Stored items
# # #
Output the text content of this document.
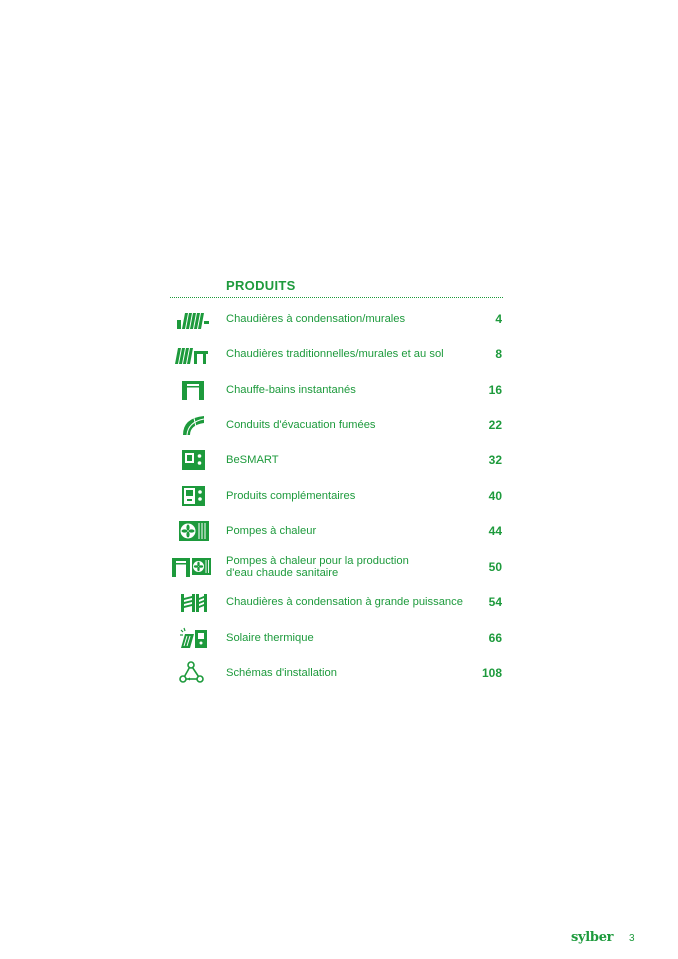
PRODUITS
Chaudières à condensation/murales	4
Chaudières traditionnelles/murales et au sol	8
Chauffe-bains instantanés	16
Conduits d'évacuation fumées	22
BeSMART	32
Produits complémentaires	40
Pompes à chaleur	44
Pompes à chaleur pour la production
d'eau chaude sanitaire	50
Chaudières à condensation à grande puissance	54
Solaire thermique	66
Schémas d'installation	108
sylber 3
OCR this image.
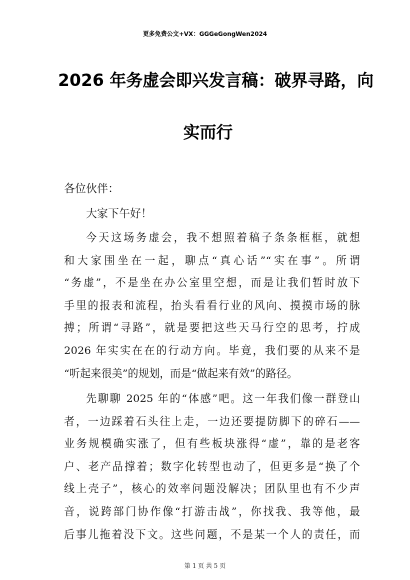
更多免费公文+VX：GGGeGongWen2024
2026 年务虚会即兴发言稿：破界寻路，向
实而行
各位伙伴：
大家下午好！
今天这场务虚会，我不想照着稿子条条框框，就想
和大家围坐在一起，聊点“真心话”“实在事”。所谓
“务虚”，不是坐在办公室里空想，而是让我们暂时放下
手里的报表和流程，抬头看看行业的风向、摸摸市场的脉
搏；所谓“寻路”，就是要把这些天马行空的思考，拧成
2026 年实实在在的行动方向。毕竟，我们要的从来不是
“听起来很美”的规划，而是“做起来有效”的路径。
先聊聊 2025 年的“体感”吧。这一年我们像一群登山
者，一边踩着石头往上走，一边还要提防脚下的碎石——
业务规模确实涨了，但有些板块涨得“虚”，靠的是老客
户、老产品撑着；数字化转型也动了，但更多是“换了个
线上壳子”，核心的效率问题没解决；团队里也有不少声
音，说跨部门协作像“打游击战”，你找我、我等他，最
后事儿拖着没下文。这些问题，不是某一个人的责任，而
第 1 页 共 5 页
# # #
### WHAT IS ASKED
Go to the line containing "OCR this image." and set it down, along with every later line through the last one, exactly as written and without the pictures.

### EXPECTED ANSWER
OCR this image.
更多免费公文+VX：GGGeGongWen2024
2026 年务虚会即兴发言稿：破界寻路，向
实而行
各位伙伴：
大家下午好！
今天这场务虚会，我不想照着稿子条条框框，就想
和大家围坐在一起，聊点“真心话”“实在事”。所谓
“务虚”，不是坐在办公室里空想，而是让我们暂时放下
手里的报表和流程，抬头看看行业的风向、摸摸市场的脉
搏；所谓“寻路”，就是要把这些天马行空的思考，拧成
2026 年实实在在的行动方向。毕竟，我们要的从来不是
“听起来很美”的规划，而是“做起来有效”的路径。
先聊聊 2025 年的“体感”吧。这一年我们像一群登山
者，一边踩着石头往上走，一边还要提防脚下的碎石——
业务规模确实涨了，但有些板块涨得“虚”，靠的是老客
户、老产品撑着；数字化转型也动了，但更多是“换了个
线上壳子”，核心的效率问题没解决；团队里也有不少声
音，说跨部门协作像“打游击战”，你找我、我等他，最
后事儿拖着没下文。这些问题，不是某一个人的责任，而
第 1 页 共 5 页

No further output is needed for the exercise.